Work required - Look through the data below and return each line where "Commission" appears.

━━━━

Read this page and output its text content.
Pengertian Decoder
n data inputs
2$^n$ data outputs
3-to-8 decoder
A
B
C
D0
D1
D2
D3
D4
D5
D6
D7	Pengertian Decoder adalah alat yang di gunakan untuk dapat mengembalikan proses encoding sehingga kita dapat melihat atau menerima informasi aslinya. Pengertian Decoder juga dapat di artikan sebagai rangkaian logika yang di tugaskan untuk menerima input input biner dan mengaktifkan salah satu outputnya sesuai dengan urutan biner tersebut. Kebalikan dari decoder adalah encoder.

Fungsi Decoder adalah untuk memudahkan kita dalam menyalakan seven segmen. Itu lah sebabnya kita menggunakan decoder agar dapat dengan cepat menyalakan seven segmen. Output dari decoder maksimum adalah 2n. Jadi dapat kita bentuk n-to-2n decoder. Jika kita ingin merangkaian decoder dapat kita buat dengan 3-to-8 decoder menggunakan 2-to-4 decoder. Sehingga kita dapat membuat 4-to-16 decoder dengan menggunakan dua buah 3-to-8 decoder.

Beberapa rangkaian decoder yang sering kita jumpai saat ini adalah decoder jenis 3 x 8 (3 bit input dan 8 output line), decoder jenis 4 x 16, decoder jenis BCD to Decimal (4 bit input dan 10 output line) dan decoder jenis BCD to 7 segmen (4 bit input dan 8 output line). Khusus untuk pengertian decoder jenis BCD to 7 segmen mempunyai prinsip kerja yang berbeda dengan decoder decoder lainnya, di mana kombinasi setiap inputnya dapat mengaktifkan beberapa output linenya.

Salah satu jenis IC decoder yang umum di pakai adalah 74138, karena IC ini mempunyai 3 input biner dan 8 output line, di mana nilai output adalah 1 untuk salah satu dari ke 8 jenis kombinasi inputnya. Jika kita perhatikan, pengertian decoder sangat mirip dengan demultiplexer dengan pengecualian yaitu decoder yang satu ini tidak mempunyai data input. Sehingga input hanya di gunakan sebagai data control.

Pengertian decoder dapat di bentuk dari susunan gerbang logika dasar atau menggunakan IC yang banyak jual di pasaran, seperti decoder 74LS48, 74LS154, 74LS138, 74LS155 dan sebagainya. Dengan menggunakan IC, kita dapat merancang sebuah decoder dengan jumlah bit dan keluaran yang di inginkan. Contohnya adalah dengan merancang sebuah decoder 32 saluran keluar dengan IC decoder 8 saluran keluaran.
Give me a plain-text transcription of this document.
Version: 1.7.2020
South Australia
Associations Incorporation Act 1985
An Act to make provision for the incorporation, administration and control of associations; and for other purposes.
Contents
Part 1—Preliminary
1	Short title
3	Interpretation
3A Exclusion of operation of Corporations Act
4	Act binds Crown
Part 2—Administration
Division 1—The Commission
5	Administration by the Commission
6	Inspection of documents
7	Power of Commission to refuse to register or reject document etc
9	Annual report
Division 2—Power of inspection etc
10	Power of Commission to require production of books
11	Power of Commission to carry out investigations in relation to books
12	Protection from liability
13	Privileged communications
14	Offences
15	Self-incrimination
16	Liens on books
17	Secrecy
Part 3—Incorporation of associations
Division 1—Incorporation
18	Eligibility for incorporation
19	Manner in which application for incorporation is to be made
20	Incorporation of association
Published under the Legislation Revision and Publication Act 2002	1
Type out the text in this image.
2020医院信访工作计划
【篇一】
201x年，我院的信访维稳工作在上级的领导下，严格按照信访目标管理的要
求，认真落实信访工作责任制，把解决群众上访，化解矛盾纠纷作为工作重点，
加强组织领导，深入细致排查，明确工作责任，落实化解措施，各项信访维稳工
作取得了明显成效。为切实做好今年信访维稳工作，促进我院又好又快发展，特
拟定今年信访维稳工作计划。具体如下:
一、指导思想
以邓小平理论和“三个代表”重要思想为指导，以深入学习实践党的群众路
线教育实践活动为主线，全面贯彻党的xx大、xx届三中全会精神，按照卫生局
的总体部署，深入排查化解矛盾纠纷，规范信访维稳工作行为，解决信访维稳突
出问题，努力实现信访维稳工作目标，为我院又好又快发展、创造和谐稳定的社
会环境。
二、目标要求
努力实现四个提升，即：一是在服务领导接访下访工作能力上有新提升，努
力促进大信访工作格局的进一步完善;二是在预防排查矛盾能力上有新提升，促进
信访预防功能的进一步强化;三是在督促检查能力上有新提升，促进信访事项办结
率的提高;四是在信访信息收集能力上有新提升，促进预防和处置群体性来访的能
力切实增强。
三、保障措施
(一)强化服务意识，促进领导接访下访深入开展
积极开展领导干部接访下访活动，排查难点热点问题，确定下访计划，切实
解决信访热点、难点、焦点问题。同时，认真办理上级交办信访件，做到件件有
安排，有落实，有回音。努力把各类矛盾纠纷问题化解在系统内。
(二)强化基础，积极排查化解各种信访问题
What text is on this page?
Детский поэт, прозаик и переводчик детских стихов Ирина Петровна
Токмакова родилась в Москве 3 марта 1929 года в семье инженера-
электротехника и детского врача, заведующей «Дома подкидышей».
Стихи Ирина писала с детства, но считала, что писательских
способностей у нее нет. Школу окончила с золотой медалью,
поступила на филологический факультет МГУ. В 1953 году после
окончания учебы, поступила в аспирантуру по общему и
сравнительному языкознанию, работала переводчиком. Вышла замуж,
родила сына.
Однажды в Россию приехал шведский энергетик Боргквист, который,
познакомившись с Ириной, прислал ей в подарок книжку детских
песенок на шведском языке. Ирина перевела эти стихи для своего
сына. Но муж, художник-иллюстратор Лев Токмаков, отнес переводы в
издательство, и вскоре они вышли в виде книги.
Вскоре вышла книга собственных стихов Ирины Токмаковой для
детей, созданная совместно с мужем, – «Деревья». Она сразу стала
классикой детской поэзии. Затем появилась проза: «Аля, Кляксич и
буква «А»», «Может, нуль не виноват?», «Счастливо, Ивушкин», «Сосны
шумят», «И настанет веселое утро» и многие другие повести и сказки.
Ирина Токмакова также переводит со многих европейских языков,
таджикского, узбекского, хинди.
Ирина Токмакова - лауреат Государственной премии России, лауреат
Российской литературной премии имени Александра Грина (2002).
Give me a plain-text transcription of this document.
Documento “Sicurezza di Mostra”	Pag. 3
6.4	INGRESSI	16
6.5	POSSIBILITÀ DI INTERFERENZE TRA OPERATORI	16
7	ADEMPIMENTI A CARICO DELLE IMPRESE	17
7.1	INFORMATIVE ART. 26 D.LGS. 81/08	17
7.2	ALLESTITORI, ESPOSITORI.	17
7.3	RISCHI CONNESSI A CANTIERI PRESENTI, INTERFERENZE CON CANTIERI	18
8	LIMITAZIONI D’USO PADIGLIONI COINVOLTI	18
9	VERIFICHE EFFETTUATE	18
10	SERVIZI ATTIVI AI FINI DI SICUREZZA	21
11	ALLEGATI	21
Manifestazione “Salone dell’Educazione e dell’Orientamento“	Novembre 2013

━━━━

Complete output -
Division 1—The Commission
5	Administration by the Commission
7	Power of Commission to refuse to register or reject document etc
10	Power of Commission to require production of books
11	Power of Commission to carry out investigations in relation to books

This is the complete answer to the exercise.